### Input for this task
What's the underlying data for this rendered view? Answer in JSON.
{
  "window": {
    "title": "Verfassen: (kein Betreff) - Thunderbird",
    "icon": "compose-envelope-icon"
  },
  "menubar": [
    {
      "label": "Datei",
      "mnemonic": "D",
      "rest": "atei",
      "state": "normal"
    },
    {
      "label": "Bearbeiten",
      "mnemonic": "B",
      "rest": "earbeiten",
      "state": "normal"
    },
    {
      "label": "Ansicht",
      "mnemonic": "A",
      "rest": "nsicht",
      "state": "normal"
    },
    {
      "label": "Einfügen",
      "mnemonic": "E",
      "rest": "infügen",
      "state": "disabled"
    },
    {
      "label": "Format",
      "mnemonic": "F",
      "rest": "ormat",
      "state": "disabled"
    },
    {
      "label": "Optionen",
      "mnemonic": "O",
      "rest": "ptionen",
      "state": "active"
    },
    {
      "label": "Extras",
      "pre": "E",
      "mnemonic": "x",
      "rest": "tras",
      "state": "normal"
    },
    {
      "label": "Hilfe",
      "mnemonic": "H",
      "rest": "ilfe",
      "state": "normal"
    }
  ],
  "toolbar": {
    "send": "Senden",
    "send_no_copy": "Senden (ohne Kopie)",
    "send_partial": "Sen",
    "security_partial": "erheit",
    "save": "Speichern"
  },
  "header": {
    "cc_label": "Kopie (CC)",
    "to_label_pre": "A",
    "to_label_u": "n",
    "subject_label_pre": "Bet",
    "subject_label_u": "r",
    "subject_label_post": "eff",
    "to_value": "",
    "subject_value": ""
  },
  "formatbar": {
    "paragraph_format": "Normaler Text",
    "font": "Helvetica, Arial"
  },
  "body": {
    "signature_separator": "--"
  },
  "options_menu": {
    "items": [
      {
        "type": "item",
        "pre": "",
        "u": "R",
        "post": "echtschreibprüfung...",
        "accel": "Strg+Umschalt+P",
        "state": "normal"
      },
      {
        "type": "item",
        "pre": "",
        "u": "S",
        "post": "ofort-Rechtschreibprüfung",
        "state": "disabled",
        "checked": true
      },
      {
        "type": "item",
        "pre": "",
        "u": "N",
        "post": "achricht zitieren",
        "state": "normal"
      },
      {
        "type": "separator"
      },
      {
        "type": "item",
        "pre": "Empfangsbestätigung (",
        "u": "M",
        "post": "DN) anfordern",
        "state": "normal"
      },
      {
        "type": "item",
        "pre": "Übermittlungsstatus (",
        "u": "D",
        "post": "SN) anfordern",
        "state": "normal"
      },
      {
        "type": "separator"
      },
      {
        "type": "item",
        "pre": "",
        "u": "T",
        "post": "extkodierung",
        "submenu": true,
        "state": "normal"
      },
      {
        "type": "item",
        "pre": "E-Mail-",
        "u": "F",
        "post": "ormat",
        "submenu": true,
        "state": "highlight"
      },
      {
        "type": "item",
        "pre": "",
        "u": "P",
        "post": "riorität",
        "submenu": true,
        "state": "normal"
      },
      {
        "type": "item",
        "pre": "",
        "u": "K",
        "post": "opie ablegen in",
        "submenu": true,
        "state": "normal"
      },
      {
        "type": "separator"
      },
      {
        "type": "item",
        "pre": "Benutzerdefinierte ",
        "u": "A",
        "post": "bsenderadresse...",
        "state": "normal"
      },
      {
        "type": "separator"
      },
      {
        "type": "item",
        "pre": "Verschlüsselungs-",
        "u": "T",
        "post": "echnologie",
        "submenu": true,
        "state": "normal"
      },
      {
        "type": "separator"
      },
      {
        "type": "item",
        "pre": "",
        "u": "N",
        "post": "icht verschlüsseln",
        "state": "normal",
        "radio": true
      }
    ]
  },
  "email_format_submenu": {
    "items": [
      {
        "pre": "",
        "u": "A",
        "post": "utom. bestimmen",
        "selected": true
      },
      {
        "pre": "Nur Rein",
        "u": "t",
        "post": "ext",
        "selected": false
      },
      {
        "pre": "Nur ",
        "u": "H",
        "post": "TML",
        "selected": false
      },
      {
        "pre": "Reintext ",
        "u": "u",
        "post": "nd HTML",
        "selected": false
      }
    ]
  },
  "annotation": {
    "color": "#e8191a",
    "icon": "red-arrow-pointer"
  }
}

### Job
Extract all the entries word for word.

### Answer to this task
What's the underlying data for this rendered view? Answer in JSON.
{
  "window": {
    "title": "Verfassen: (kein Betreff) - Thunderbird",
    "icon": "compose-envelope-icon"
  },
  "menubar": [
    {
      "label": "Datei",
      "mnemonic": "D",
      "rest": "atei",
      "state": "normal"
    },
    {
      "label": "Bearbeiten",
      "mnemonic": "B",
      "rest": "earbeiten",
      "state": "normal"
    },
    {
      "label": "Ansicht",
      "mnemonic": "A",
      "rest": "nsicht",
      "state": "normal"
    },
    {
      "label": "Einfügen",
      "mnemonic": "E",
      "rest": "infügen",
      "state": "disabled"
    },
    {
      "label": "Format",
      "mnemonic": "F",
      "rest": "ormat",
      "state": "disabled"
    },
    {
      "label": "Optionen",
      "mnemonic": "O",
      "rest": "ptionen",
      "state": "active"
    },
    {
      "label": "Extras",
      "pre": "E",
      "mnemonic": "x",
      "rest": "tras",
      "state": "normal"
    },
    {
      "label": "Hilfe",
      "mnemonic": "H",
      "rest": "ilfe",
      "state": "normal"
    }
  ],
  "toolbar": {
    "send": "Senden",
    "send_no_copy": "Senden (ohne Kopie)",
    "send_partial": "Sen",
    "security_partial": "erheit",
    "save": "Speichern"
  },
  "header": {
    "cc_label": "Kopie (CC)",
    "to_label_pre": "A",
    "to_label_u": "n",
    "subject_label_pre": "Bet",
    "subject_label_u": "r",
    "subject_label_post": "eff",
    "to_value": "",
    "subject_value": ""
  },
  "formatbar": {
    "paragraph_format": "Normaler Text",
    "font": "Helvetica, Arial"
  },
  "body": {
    "signature_separator": "--"
  },
  "options_menu": {
    "items": [
      {
        "type": "item",
        "pre": "",
        "u": "R",
        "post": "echtschreibprüfung...",
        "accel": "Strg+Umschalt+P",
        "state": "normal"
      },
      {
        "type": "item",
        "pre": "",
        "u": "S",
        "post": "ofort-Rechtschreibprüfung",
        "state": "disabled",
        "checked": true
      },
      {
        "type": "item",
        "pre": "",
        "u": "N",
        "post": "achricht zitieren",
        "state": "normal"
      },
      {
        "type": "separator"
      },
      {
        "type": "item",
        "pre": "Empfangsbestätigung (",
        "u": "M",
        "post": "DN) anfordern",
        "state": "normal"
      },
      {
        "type": "item",
        "pre": "Übermittlungsstatus (",
        "u": "D",
        "post": "SN) anfordern",
        "state": "normal"
      },
      {
        "type": "separator"
      },
      {
        "type": "item",
        "pre": "",
        "u": "T",
        "post": "extkodierung",
        "submenu": true,
        "state": "normal"
      },
      {
        "type": "item",
        "pre": "E-Mail-",
        "u": "F",
        "post": "ormat",
        "submenu": true,
        "state": "highlight"
      },
      {
        "type": "item",
        "pre": "",
        "u": "P",
        "post": "riorität",
        "submenu": true,
        "state": "normal"
      },
      {
        "type": "item",
        "pre": "",
        "u": "K",
        "post": "opie ablegen in",
        "submenu": true,
        "state": "normal"
      },
      {
        "type": "separator"
      },
      {
        "type": "item",
        "pre": "Benutzerdefinierte ",
        "u": "A",
        "post": "bsenderadresse...",
        "state": "normal"
      },
      {
        "type": "separator"
      },
      {
        "type": "item",
        "pre": "Verschlüsselungs-",
        "u": "T",
        "post": "echnologie",
        "submenu": true,
        "state": "normal"
      },
      {
        "type": "separator"
      },
      {
        "type": "item",
        "pre": "",
        "u": "N",
        "post": "icht verschlüsseln",
        "state": "normal",
        "radio": true
      }
    ]
  },
  "email_format_submenu": {
    "items": [
      {
        "pre": "",
        "u": "A",
        "post": "utom. bestimmen",
        "selected": true
      },
      {
        "pre": "Nur Rein",
        "u": "t",
        "post": "ext",
        "selected": false
      },
      {
        "pre": "Nur ",
        "u": "H",
        "post": "TML",
        "selected": false
      },
      {
        "pre": "Reintext ",
        "u": "u",
        "post": "nd HTML",
        "selected": false
      }
    ]
  },
  "annotation": {
    "color": "#e8191a",
    "icon": "red-arrow-pointer"
  }
}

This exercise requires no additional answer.